Write out the entries verbatim and leave the images out of the copy.

+++

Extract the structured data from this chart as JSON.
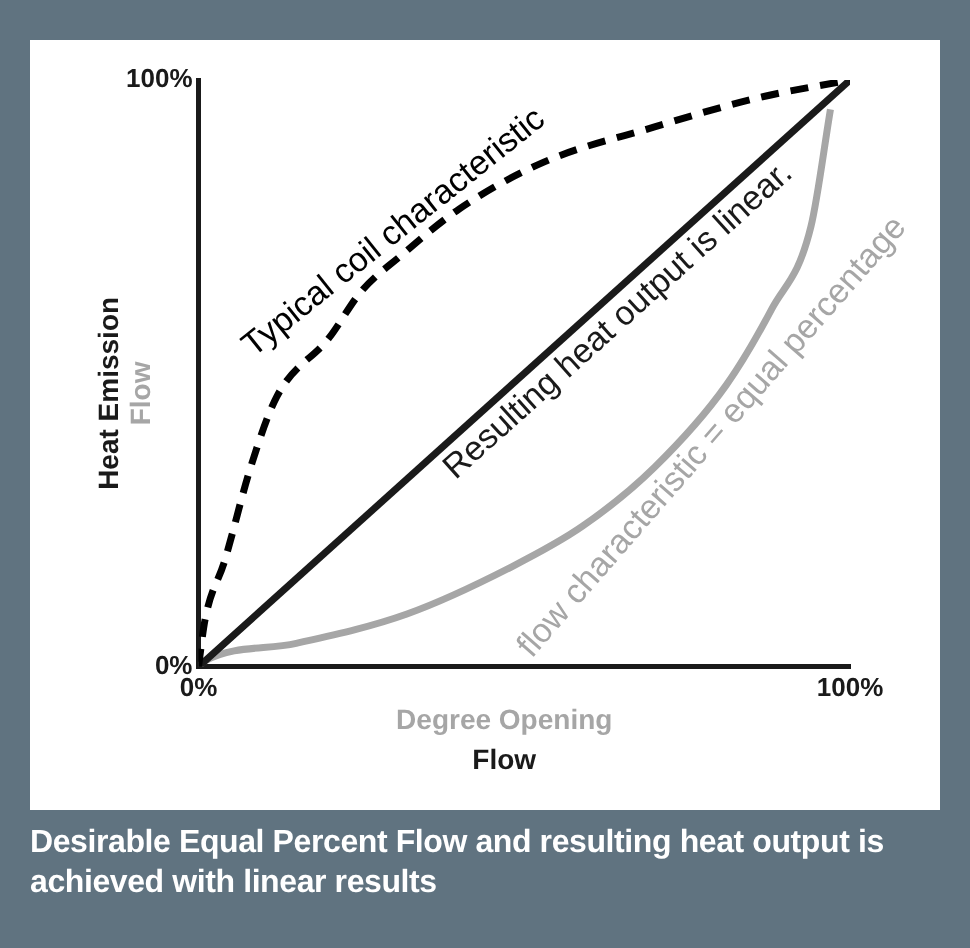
{
  "chart_data": {
    "type": "line",
    "title": "Desirable Equal Percent Flow and resulting heat output is achieved with linear results",
    "xlabel": "Degree Opening",
    "ylabel": "Heat Emission",
    "annotations": [
      "Flow",
      "Flow"
    ],
    "xlim": [
      0,
      100
    ],
    "ylim": [
      0,
      100
    ],
    "xticks": [
      {
        "value": 0,
        "label": "0%"
      },
      {
        "value": 100,
        "label": "100%"
      }
    ],
    "yticks": [
      {
        "value": 0,
        "label": "0%"
      },
      {
        "value": 100,
        "label": "100%"
      }
    ],
    "grid": false,
    "legend": false,
    "marker": "none",
    "series": [
      {
        "name": "Typical coil characteristic",
        "color": "#000000",
        "line_style": "dashed",
        "x": [
          0,
          1,
          4,
          8,
          12,
          20,
          25,
          31,
          40,
          53,
          70,
          86,
          100
        ],
        "values": [
          0,
          8,
          18,
          34,
          46,
          56,
          64,
          70,
          78,
          86,
          92,
          97,
          100
        ]
      },
      {
        "name": "Resulting heat output is linear.",
        "color": "#1a1a1a",
        "line_style": "solid",
        "x": [
          0,
          100
        ],
        "values": [
          0,
          100
        ]
      },
      {
        "name": "flow characteristic = equal percentage",
        "color": "#a6a6a6",
        "line_style": "solid",
        "x": [
          0,
          1,
          15,
          32,
          48,
          59,
          70,
          81,
          88,
          94,
          97
        ],
        "values": [
          0,
          1,
          4,
          9,
          17,
          24,
          34,
          48,
          61,
          75,
          95
        ]
      }
    ]
  }
}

+++

• **RIGHT ANSWER**:
Extract the structured data from this chart as JSON.
{
  "chart_data": {
    "type": "line",
    "title": "Desirable Equal Percent Flow and resulting heat output is achieved with linear results",
    "xlabel": "Degree Opening",
    "ylabel": "Heat Emission",
    "annotations": [
      "Flow",
      "Flow"
    ],
    "xlim": [
      0,
      100
    ],
    "ylim": [
      0,
      100
    ],
    "xticks": [
      {
        "value": 0,
        "label": "0%"
      },
      {
        "value": 100,
        "label": "100%"
      }
    ],
    "yticks": [
      {
        "value": 0,
        "label": "0%"
      },
      {
        "value": 100,
        "label": "100%"
      }
    ],
    "grid": false,
    "legend": false,
    "marker": "none",
    "series": [
      {
        "name": "Typical coil characteristic",
        "color": "#000000",
        "line_style": "dashed",
        "x": [
          0,
          1,
          4,
          8,
          12,
          20,
          25,
          31,
          40,
          53,
          70,
          86,
          100
        ],
        "values": [
          0,
          8,
          18,
          34,
          46,
          56,
          64,
          70,
          78,
          86,
          92,
          97,
          100
        ]
      },
      {
        "name": "Resulting heat output is linear.",
        "color": "#1a1a1a",
        "line_style": "solid",
        "x": [
          0,
          100
        ],
        "values": [
          0,
          100
        ]
      },
      {
        "name": "flow characteristic = equal percentage",
        "color": "#a6a6a6",
        "line_style": "solid",
        "x": [
          0,
          1,
          15,
          32,
          48,
          59,
          70,
          81,
          88,
          94,
          97
        ],
        "values": [
          0,
          1,
          4,
          9,
          17,
          24,
          34,
          48,
          61,
          75,
          95
        ]
      }
    ]
  }
}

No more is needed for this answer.